**Brief**
Check every line below for the word "underlying" and copy each one that has it.

**Supplied data**
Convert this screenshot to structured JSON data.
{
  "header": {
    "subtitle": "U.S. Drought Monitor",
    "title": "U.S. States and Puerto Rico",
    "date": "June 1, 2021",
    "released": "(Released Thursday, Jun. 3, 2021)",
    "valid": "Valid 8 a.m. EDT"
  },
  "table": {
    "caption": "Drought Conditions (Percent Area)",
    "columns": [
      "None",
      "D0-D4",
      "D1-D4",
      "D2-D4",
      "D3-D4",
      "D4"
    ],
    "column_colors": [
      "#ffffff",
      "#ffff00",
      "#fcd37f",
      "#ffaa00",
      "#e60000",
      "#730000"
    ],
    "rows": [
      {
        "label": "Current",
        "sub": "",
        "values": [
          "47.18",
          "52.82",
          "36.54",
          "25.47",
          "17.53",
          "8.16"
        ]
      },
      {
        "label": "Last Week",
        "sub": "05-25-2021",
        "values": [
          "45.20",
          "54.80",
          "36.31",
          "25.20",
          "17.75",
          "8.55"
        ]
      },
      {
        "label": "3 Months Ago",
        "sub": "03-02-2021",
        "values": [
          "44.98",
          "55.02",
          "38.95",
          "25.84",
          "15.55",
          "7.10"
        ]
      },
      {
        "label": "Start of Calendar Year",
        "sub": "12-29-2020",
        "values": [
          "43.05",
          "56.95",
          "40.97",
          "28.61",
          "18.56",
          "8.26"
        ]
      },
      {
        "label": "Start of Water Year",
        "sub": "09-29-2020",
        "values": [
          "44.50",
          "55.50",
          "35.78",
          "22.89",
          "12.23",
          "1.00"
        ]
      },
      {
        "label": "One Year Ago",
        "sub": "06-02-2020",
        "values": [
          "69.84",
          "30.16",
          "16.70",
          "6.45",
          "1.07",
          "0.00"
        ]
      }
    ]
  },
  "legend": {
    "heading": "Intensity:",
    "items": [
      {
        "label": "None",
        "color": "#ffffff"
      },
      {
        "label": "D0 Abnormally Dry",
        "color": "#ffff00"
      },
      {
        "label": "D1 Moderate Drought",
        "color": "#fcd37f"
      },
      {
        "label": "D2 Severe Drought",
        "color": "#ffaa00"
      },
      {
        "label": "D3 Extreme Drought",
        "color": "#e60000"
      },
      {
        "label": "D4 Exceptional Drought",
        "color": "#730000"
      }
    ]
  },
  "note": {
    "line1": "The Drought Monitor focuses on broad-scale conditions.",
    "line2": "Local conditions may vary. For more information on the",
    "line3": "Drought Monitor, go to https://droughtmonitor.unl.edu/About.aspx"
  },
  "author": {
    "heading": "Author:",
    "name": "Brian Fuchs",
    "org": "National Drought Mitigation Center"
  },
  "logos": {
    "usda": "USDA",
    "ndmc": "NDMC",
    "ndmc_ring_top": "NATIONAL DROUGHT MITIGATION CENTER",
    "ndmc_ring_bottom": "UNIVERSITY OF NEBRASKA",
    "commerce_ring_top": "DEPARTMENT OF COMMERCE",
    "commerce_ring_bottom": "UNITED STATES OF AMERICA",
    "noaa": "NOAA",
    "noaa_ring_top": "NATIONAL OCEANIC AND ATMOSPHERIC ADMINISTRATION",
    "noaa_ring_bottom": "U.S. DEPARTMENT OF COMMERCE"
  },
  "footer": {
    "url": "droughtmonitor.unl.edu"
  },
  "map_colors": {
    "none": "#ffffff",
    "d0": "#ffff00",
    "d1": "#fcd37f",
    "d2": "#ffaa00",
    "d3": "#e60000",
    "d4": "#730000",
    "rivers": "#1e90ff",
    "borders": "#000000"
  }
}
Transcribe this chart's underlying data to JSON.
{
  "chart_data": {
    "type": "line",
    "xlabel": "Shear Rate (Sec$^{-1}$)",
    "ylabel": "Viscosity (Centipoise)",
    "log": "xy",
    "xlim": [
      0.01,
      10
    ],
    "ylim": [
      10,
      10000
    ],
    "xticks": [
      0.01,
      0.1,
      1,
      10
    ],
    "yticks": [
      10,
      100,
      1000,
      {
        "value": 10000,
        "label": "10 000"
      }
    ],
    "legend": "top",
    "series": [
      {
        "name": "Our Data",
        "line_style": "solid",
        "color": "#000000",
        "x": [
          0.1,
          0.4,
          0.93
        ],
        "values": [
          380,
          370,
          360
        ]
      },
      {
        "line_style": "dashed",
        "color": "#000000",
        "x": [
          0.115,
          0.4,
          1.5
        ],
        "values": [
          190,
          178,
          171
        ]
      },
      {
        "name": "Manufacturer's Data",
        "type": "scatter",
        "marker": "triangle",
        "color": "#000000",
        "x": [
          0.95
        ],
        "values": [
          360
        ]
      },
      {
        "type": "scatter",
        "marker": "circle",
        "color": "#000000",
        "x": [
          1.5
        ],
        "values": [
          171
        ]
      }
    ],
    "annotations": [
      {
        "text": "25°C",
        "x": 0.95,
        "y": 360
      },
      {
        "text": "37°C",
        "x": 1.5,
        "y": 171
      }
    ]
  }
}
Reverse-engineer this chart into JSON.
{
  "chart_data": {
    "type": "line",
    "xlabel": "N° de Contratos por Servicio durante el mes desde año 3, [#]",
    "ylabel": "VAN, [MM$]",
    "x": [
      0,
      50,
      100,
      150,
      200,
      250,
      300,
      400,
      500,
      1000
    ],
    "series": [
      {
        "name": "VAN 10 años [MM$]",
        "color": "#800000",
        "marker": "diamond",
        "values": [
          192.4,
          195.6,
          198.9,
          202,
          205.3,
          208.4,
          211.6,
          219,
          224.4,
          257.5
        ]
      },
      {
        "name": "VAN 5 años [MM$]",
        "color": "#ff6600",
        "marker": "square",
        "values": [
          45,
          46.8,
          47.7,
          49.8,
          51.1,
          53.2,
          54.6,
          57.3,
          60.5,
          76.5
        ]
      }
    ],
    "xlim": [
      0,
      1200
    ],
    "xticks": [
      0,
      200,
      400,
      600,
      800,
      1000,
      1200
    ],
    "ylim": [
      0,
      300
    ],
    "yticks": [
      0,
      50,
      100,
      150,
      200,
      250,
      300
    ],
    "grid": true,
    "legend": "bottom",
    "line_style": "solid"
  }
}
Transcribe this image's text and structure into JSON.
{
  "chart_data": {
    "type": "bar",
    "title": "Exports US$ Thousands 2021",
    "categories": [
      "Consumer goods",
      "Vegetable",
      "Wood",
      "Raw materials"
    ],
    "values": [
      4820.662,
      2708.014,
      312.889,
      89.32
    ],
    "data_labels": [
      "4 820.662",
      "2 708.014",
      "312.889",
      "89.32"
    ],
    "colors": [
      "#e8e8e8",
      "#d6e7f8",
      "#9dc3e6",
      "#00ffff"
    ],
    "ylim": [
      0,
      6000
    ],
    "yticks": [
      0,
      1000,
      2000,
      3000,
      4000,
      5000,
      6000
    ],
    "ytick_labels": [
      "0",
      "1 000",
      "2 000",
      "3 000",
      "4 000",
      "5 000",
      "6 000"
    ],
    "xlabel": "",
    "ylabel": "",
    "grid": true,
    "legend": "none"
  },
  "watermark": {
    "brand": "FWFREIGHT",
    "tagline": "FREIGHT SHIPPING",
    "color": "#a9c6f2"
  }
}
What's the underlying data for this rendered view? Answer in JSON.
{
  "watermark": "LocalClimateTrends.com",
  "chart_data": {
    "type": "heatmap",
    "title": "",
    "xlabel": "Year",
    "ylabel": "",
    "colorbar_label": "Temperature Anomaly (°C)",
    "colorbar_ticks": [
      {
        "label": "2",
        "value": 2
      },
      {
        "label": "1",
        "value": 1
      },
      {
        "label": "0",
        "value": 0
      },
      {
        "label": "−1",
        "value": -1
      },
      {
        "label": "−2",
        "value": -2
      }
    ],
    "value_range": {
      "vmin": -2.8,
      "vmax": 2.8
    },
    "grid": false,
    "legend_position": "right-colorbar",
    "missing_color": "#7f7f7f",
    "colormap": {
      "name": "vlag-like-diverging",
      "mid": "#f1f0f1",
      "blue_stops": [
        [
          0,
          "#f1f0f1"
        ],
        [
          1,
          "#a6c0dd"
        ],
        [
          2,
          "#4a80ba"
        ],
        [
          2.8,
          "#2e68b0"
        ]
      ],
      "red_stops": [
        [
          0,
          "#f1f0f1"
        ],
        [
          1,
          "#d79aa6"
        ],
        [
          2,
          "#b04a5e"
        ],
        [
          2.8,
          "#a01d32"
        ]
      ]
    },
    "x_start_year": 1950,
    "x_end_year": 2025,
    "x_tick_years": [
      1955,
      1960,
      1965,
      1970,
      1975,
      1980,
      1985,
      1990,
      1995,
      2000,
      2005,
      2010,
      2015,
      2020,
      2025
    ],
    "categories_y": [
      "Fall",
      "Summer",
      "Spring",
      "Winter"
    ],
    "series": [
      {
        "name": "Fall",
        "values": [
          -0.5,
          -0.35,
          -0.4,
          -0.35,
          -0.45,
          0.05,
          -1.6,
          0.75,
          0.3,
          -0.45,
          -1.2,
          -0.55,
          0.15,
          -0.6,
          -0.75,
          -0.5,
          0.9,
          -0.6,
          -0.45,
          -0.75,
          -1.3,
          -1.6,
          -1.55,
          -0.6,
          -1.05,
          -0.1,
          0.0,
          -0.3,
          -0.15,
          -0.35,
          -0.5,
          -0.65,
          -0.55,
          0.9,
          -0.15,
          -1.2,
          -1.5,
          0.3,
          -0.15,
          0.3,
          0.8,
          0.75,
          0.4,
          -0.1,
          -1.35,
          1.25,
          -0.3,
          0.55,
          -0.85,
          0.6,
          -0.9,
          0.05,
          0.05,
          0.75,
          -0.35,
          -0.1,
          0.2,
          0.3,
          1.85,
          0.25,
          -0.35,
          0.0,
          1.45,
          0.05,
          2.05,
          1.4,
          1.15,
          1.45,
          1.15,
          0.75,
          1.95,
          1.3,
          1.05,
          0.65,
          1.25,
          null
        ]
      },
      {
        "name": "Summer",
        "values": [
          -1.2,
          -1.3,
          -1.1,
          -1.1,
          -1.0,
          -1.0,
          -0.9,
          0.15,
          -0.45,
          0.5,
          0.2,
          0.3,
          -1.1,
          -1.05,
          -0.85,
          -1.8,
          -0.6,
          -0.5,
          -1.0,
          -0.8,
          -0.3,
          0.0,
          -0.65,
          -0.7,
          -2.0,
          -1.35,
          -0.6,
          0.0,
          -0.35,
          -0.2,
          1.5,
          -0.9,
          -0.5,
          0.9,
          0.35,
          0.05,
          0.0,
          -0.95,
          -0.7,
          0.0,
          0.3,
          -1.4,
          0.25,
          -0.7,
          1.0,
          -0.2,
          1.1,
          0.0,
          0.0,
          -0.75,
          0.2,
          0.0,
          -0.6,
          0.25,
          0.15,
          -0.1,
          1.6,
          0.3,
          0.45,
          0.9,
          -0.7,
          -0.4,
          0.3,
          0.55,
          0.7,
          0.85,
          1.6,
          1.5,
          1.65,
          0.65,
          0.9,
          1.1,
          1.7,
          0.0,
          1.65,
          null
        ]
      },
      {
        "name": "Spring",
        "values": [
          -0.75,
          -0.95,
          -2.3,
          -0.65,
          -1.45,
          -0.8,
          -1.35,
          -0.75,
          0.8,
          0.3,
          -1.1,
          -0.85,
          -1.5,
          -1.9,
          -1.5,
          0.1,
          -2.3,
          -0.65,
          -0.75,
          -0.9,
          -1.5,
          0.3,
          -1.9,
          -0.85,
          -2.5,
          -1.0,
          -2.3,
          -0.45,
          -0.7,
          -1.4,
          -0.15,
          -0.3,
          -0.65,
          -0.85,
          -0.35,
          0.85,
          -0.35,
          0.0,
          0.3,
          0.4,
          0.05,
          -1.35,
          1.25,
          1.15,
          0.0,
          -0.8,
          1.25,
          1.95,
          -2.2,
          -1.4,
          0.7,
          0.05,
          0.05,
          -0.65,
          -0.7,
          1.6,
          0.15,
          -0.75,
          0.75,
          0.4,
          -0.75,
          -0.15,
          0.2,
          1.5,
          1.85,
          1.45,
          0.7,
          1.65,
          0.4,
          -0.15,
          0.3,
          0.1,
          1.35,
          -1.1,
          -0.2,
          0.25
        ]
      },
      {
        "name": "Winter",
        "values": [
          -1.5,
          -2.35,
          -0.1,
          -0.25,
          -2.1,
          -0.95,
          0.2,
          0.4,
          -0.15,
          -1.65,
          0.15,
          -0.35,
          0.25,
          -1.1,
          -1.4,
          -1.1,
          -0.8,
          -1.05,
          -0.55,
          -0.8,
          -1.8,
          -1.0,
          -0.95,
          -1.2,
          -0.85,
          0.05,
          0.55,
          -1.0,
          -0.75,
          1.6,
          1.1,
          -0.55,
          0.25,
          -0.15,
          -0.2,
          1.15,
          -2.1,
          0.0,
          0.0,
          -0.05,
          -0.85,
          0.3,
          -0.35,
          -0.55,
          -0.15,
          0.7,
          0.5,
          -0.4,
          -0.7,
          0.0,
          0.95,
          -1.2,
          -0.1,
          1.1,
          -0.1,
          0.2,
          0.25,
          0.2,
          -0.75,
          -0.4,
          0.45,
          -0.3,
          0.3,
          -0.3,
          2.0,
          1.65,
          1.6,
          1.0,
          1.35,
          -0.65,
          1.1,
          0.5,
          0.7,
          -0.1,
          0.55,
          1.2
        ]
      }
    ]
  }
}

**Solution to the exercise**
Transcribe this chart's underlying data to JSON.
What's the underlying data for this rendered view? Answer in JSON.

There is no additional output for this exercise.